-- START --

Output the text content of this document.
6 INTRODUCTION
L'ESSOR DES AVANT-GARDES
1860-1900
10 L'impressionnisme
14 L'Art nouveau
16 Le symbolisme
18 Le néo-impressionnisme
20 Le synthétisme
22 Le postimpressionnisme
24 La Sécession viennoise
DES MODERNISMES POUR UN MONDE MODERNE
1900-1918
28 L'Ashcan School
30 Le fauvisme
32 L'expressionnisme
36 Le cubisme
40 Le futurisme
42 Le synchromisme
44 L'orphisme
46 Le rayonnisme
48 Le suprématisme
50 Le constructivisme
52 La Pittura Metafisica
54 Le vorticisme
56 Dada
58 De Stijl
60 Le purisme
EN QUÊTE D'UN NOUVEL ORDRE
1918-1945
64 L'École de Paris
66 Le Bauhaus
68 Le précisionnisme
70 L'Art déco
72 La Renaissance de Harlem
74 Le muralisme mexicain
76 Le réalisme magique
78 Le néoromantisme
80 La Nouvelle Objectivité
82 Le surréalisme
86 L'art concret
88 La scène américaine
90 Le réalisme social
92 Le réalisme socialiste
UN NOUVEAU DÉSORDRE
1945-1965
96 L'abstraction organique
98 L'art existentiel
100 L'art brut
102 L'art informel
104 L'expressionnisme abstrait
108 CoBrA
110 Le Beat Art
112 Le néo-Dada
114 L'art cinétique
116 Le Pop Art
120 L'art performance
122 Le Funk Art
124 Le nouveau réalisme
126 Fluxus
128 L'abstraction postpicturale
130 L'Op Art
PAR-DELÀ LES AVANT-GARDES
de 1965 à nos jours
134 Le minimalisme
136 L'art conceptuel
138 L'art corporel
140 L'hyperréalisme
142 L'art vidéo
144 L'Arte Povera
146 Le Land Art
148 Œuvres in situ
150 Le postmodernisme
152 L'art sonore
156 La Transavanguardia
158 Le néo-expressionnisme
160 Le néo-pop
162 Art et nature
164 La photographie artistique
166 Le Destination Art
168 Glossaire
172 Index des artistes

-- END --

Direction
From the preceding material, extract every line exactly.

Output for this task
Output the text content of this document.
6 INTRODUCTION
L'ESSOR DES AVANT-GARDES
1860-1900
10 L'impressionnisme
14 L'Art nouveau
16 Le symbolisme
18 Le néo-impressionnisme
20 Le synthétisme
22 Le postimpressionnisme
24 La Sécession viennoise
DES MODERNISMES POUR UN MONDE MODERNE
1900-1918
28 L'Ashcan School
30 Le fauvisme
32 L'expressionnisme
36 Le cubisme
40 Le futurisme
42 Le synchromisme
44 L'orphisme
46 Le rayonnisme
48 Le suprématisme
50 Le constructivisme
52 La Pittura Metafisica
54 Le vorticisme
56 Dada
58 De Stijl
60 Le purisme
EN QUÊTE D'UN NOUVEL ORDRE
1918-1945
64 L'École de Paris
66 Le Bauhaus
68 Le précisionnisme
70 L'Art déco
72 La Renaissance de Harlem
74 Le muralisme mexicain
76 Le réalisme magique
78 Le néoromantisme
80 La Nouvelle Objectivité
82 Le surréalisme
86 L'art concret
88 La scène américaine
90 Le réalisme social
92 Le réalisme socialiste
UN NOUVEAU DÉSORDRE
1945-1965
96 L'abstraction organique
98 L'art existentiel
100 L'art brut
102 L'art informel
104 L'expressionnisme abstrait
108 CoBrA
110 Le Beat Art
112 Le néo-Dada
114 L'art cinétique
116 Le Pop Art
120 L'art performance
122 Le Funk Art
124 Le nouveau réalisme
126 Fluxus
128 L'abstraction postpicturale
130 L'Op Art
PAR-DELÀ LES AVANT-GARDES
de 1965 à nos jours
134 Le minimalisme
136 L'art conceptuel
138 L'art corporel
140 L'hyperréalisme
142 L'art vidéo
144 L'Arte Povera
146 Le Land Art
148 Œuvres in situ
150 Le postmodernisme
152 L'art sonore
156 La Transavanguardia
158 Le néo-expressionnisme
160 Le néo-pop
162 Art et nature
164 La photographie artistique
166 Le Destination Art
168 Glossaire
172 Index des artistes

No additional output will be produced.